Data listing
========================================
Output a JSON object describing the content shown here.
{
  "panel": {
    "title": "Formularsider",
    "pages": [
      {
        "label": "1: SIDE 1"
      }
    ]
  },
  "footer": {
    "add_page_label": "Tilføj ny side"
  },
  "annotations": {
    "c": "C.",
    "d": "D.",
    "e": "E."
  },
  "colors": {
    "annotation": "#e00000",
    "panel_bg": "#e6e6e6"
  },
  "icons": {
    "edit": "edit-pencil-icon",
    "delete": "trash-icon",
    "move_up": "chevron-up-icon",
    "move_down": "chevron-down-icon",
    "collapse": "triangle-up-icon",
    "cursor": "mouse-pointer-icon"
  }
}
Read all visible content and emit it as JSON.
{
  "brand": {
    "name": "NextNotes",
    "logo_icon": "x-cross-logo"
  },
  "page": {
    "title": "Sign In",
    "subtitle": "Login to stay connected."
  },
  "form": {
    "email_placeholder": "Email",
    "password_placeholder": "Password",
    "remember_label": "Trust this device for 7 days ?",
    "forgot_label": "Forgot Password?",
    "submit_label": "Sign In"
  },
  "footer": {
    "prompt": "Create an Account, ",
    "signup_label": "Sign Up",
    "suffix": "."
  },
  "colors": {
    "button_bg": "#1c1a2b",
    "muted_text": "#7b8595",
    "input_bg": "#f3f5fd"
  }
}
========================================
■ WHAT TO PRODUCE: Exact output of every entry is required.

■ EXERCISE OUTPUT:
Output a JSON object describing the content shown here.
{
  "panel": {
    "title": "Formularsider",
    "pages": [
      {
        "label": "1: SIDE 1"
      }
    ]
  },
  "footer": {
    "add_page_label": "Tilføj ny side"
  },
  "annotations": {
    "c": "C.",
    "d": "D.",
    "e": "E."
  },
  "colors": {
    "annotation": "#e00000",
    "panel_bg": "#e6e6e6"
  },
  "icons": {
    "edit": "edit-pencil-icon",
    "delete": "trash-icon",
    "move_up": "chevron-up-icon",
    "move_down": "chevron-down-icon",
    "collapse": "triangle-up-icon",
    "cursor": "mouse-pointer-icon"
  }
}
Read all visible content and emit it as JSON.
{
  "brand": {
    "name": "NextNotes",
    "logo_icon": "x-cross-logo"
  },
  "page": {
    "title": "Sign In",
    "subtitle": "Login to stay connected."
  },
  "form": {
    "email_placeholder": "Email",
    "password_placeholder": "Password",
    "remember_label": "Trust this device for 7 days ?",
    "forgot_label": "Forgot Password?",
    "submit_label": "Sign In"
  },
  "footer": {
    "prompt": "Create an Account, ",
    "signup_label": "Sign Up",
    "suffix": "."
  },
  "colors": {
    "button_bg": "#1c1a2b",
    "muted_text": "#7b8595",
    "input_bg": "#f3f5fd"
  }
}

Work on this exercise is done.